── MATERIAL SHOWN

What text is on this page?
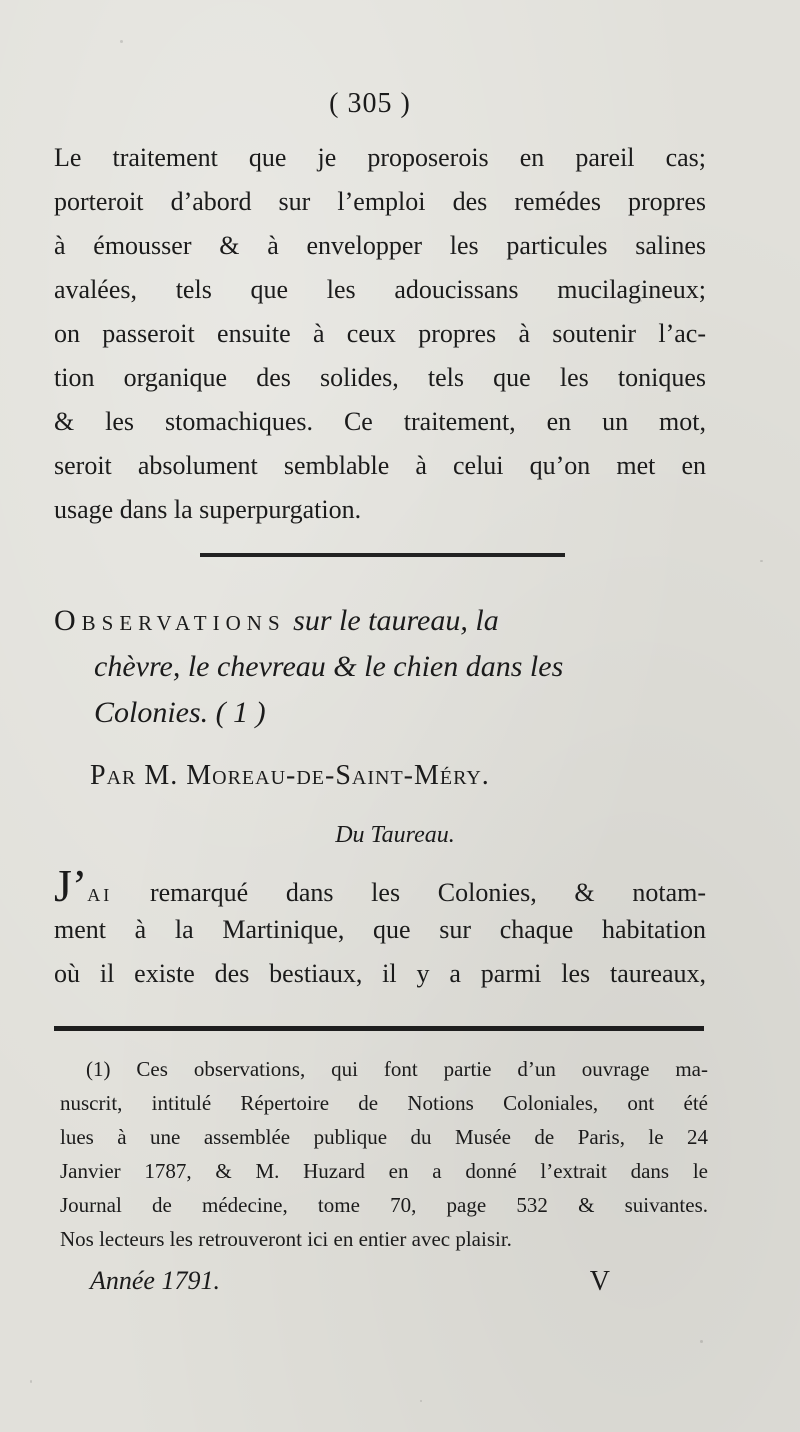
( 305 )
Le traitement que je proposerois en pareil cas;
porteroit d’abord sur l’emploi des remédes propres
à émousser & à envelopper les particules salines
avalées, tels que les adoucissans mucilagineux;
on passeroit ensuite à ceux propres à soutenir l’ac-
tion organique des solides, tels que les toniques
& les stomachiques. Ce traitement, en un mot,
seroit absolument semblable à celui qu’on met en
usage dans la superpurgation.
Observations sur le taureau, la
chèvre, le chevreau & le chien dans les
Colonies. ( 1 )
Par M. Moreau-de-Saint-Méry.
Du Taureau.
J’ai remarqué dans les Colonies, & notam-
ment à la Martinique, que sur chaque habitation
où il existe des bestiaux, il y a parmi les taureaux,
(1) Ces observations, qui font partie d’un ouvrage ma-
nuscrit, intitulé Répertoire de Notions Coloniales, ont été
lues à une assemblée publique du Musée de Paris, le 24
Janvier 1787, & M. Huzard en a donné l’extrait dans le
Journal de médecine, tome 70, page 532 & suivantes.
Nos lecteurs les retrouveront ici en entier avec plaisir.
Année 1791.	V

────

Read the entries and select each line where the word "page" is found.

What text is on this page?
Journal de médecine, tome 70, page 532 & suivantes.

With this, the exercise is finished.